» **PROBLEM TO SOLVE**: Pick every line with "ineuitables" from the material below.
----
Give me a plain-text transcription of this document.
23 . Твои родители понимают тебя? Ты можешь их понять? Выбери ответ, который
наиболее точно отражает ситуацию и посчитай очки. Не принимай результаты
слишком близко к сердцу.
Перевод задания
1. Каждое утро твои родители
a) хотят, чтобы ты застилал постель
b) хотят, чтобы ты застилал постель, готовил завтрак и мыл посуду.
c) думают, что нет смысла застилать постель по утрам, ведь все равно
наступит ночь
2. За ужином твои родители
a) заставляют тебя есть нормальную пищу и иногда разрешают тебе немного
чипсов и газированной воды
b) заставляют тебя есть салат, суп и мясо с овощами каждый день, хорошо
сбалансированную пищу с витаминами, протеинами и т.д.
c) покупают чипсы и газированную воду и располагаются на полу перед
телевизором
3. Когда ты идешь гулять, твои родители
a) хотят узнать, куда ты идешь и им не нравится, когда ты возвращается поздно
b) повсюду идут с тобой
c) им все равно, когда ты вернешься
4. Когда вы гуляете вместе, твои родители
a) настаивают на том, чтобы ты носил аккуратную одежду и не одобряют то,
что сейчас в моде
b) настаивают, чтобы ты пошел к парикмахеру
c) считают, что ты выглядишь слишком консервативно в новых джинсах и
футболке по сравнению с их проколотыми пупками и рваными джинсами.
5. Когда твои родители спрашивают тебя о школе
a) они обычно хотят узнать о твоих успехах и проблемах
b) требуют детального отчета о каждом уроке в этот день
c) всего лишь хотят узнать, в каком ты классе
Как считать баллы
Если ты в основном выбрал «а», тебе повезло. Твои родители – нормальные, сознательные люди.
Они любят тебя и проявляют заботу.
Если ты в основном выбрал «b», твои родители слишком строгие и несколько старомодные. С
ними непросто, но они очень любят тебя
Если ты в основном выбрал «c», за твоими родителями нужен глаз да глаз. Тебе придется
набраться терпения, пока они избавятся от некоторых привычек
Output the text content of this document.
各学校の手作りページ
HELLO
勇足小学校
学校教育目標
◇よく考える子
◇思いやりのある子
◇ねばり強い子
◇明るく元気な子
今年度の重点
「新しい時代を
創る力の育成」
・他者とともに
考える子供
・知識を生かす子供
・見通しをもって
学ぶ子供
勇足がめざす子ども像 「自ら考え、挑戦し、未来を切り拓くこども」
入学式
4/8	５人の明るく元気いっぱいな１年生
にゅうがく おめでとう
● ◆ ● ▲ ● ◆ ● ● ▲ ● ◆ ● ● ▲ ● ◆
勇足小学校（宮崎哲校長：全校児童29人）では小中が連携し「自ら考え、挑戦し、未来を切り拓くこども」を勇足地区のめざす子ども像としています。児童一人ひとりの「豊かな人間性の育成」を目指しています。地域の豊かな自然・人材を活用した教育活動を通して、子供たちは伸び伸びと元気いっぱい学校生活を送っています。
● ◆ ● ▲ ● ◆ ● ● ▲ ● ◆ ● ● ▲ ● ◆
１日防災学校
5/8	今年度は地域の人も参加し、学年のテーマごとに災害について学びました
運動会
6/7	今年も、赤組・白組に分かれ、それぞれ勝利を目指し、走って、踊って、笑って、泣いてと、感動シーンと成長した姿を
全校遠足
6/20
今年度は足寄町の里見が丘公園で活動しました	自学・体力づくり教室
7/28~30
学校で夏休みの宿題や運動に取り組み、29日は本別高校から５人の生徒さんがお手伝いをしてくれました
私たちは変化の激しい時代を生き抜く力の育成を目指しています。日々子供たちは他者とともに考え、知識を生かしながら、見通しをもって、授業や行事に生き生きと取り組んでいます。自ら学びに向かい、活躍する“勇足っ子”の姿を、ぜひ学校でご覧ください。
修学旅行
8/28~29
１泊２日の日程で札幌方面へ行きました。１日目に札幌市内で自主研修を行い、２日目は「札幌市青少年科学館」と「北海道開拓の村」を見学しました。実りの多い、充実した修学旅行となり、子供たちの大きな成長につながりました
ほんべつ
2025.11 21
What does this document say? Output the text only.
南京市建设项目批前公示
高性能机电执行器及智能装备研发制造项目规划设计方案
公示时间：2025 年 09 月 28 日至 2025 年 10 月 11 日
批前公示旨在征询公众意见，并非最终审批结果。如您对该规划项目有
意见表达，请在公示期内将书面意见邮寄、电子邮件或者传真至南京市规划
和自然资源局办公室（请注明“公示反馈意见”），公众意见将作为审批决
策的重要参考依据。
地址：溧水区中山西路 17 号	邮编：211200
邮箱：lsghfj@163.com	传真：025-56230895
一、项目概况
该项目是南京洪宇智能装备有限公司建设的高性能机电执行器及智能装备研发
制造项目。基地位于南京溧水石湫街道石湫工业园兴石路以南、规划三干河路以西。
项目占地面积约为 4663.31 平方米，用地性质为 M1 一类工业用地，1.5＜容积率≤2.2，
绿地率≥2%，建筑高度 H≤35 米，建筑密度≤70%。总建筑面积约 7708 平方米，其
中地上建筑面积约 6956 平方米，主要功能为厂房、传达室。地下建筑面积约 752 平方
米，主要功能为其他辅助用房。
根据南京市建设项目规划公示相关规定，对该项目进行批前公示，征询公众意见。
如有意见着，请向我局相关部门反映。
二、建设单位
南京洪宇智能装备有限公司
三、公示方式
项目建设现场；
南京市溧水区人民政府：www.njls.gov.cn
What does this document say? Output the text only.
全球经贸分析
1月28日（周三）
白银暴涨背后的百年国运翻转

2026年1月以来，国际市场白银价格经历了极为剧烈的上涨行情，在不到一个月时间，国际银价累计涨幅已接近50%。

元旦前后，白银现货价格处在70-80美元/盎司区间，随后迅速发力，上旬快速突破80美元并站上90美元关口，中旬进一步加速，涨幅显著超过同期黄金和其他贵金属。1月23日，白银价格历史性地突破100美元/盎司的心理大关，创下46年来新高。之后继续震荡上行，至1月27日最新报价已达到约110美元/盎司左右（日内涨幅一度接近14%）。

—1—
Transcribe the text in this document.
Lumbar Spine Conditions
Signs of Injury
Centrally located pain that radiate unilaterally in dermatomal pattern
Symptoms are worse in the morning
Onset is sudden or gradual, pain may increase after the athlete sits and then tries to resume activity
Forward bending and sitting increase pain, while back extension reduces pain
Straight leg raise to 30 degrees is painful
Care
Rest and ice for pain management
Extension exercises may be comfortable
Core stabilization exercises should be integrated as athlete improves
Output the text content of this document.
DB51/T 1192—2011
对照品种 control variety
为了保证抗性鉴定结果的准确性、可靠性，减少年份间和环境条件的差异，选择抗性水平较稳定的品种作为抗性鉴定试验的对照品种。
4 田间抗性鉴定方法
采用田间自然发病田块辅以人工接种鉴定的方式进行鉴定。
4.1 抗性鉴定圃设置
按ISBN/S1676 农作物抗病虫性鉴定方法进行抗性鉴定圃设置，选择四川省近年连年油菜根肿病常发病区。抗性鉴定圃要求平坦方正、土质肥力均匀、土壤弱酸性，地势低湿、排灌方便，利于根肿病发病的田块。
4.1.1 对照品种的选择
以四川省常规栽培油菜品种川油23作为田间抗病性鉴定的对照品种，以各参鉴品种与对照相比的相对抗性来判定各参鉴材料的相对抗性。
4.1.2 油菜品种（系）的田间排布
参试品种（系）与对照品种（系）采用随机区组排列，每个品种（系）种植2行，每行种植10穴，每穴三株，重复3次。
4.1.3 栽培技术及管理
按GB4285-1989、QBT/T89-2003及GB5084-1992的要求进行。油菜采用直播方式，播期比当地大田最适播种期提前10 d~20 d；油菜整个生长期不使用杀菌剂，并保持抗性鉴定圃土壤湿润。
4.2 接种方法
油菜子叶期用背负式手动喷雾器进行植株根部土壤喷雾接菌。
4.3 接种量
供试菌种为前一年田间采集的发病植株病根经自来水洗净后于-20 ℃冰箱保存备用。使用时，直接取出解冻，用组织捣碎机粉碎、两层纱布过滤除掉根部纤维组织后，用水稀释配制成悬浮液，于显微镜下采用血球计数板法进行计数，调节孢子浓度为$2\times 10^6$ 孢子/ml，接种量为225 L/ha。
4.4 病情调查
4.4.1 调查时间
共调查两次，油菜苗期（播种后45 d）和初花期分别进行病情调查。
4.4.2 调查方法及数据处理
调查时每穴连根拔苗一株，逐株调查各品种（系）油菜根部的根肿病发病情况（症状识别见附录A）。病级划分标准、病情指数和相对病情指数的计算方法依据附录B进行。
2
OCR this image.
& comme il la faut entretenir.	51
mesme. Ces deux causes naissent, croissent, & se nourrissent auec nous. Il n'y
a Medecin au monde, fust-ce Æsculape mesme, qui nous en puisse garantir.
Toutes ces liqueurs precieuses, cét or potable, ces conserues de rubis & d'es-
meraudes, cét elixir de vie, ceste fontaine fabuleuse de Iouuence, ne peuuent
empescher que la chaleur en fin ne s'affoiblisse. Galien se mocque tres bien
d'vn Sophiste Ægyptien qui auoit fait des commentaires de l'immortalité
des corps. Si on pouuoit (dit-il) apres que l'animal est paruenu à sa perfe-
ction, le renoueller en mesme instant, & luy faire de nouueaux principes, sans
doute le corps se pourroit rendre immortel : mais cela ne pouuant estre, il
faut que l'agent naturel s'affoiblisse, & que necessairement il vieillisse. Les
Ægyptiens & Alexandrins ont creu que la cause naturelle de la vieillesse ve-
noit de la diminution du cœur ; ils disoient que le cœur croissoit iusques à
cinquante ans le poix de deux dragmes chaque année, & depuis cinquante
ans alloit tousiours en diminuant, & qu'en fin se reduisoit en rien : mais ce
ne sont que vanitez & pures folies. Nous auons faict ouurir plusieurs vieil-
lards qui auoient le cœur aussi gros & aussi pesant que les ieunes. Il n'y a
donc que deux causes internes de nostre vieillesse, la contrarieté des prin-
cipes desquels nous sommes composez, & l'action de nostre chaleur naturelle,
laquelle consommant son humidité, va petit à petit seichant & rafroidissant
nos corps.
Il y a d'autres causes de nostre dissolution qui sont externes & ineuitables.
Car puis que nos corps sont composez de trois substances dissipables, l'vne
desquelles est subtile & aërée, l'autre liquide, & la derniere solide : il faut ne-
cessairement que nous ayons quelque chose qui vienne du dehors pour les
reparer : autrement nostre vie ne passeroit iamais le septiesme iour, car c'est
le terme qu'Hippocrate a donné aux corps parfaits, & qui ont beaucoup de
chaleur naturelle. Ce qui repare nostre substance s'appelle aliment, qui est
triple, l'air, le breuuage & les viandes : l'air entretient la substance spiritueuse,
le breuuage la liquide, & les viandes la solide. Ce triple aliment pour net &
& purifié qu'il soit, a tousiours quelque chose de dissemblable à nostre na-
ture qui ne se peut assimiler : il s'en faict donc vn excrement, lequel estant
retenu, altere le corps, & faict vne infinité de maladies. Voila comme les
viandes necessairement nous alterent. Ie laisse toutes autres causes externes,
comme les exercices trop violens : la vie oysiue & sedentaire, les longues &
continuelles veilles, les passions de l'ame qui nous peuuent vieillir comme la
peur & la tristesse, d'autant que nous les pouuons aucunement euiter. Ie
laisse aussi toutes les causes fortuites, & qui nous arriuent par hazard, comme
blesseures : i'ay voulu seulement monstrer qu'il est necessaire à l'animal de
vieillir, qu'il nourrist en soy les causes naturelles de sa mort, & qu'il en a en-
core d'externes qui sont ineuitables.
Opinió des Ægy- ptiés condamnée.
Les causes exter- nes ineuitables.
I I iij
----
» **WRITTEN ANSWER**:
Il y a d'autres causes de nostre dissolution qui sont externes & ineuitables.
core d'externes qui sont ineuitables.
Les causes exter- nes ineuitables.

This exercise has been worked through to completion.